[Dataset records]
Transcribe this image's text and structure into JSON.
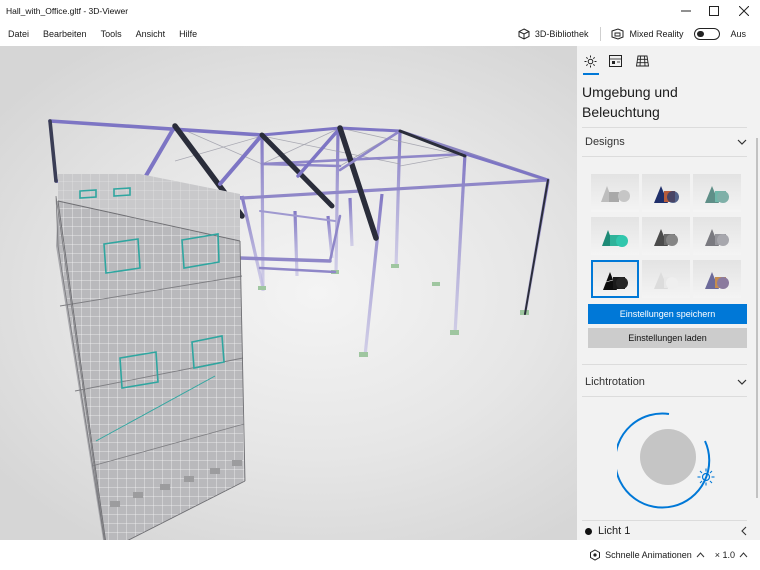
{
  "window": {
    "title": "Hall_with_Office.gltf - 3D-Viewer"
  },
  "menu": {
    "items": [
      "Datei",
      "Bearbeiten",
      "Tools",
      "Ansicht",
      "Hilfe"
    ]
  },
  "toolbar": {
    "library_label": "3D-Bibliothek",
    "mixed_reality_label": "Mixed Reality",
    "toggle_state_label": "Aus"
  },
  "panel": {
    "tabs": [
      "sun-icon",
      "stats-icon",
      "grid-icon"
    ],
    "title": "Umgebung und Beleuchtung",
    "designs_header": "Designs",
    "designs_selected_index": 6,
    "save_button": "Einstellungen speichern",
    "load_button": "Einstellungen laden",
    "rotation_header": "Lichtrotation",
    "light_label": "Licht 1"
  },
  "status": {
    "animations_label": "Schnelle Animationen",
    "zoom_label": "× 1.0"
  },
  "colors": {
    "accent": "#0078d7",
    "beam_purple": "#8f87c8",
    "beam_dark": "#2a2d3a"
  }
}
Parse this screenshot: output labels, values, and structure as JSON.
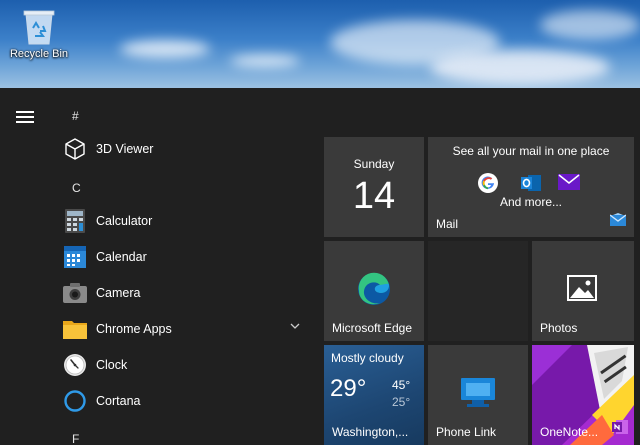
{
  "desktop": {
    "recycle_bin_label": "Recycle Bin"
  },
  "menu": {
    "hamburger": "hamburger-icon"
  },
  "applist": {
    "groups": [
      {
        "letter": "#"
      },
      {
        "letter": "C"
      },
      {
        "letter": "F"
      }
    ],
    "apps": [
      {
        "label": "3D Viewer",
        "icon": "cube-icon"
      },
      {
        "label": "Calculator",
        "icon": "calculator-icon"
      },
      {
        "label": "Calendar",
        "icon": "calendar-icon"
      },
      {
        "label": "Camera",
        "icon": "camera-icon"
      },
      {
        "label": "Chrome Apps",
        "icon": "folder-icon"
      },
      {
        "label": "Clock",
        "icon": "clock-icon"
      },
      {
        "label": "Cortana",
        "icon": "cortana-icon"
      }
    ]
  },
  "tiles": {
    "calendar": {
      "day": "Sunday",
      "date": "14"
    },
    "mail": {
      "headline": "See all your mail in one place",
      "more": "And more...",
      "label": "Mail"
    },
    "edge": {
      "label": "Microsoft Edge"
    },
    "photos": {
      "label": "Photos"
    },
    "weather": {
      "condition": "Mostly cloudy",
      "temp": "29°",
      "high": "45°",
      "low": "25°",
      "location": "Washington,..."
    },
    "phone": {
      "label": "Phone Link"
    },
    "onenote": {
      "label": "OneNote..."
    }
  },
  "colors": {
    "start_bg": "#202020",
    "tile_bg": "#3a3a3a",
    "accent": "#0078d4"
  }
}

What the exercise asks
Go through the material above and print all of it exactly, except the pictures.

Complete response
Transcribe this image's text and structure into JSON.
{
  "window": {
    "title": "Hall_with_Office.gltf - 3D-Viewer"
  },
  "menu": {
    "items": [
      "Datei",
      "Bearbeiten",
      "Tools",
      "Ansicht",
      "Hilfe"
    ]
  },
  "toolbar": {
    "library_label": "3D-Bibliothek",
    "mixed_reality_label": "Mixed Reality",
    "toggle_state_label": "Aus"
  },
  "panel": {
    "tabs": [
      "sun-icon",
      "stats-icon",
      "grid-icon"
    ],
    "title": "Umgebung und Beleuchtung",
    "designs_header": "Designs",
    "designs_selected_index": 6,
    "save_button": "Einstellungen speichern",
    "load_button": "Einstellungen laden",
    "rotation_header": "Lichtrotation",
    "light_label": "Licht 1"
  },
  "status": {
    "animations_label": "Schnelle Animationen",
    "zoom_label": "× 1.0"
  },
  "colors": {
    "accent": "#0078d7",
    "beam_purple": "#8f87c8",
    "beam_dark": "#2a2d3a"
  }
}
Parse this screenshot: output labels, values, and structure as JSON.
{
  "desktop": {
    "recycle_bin_label": "Recycle Bin"
  },
  "menu": {
    "hamburger": "hamburger-icon"
  },
  "applist": {
    "groups": [
      {
        "letter": "#"
      },
      {
        "letter": "C"
      },
      {
        "letter": "F"
      }
    ],
    "apps": [
      {
        "label": "3D Viewer",
        "icon": "cube-icon"
      },
      {
        "label": "Calculator",
        "icon": "calculator-icon"
      },
      {
        "label": "Calendar",
        "icon": "calendar-icon"
      },
      {
        "label": "Camera",
        "icon": "camera-icon"
      },
      {
        "label": "Chrome Apps",
        "icon": "folder-icon"
      },
      {
        "label": "Clock",
        "icon": "clock-icon"
      },
      {
        "label": "Cortana",
        "icon": "cortana-icon"
      }
    ]
  },
  "tiles": {
    "calendar": {
      "day": "Sunday",
      "date": "14"
    },
    "mail": {
      "headline": "See all your mail in one place",
      "more": "And more...",
      "label": "Mail"
    },
    "edge": {
      "label": "Microsoft Edge"
    },
    "photos": {
      "label": "Photos"
    },
    "weather": {
      "condition": "Mostly cloudy",
      "temp": "29°",
      "high": "45°",
      "low": "25°",
      "location": "Washington,..."
    },
    "phone": {
      "label": "Phone Link"
    },
    "onenote": {
      "label": "OneNote..."
    }
  },
  "colors": {
    "start_bg": "#202020",
    "tile_bg": "#3a3a3a",
    "accent": "#0078d4"
  }
}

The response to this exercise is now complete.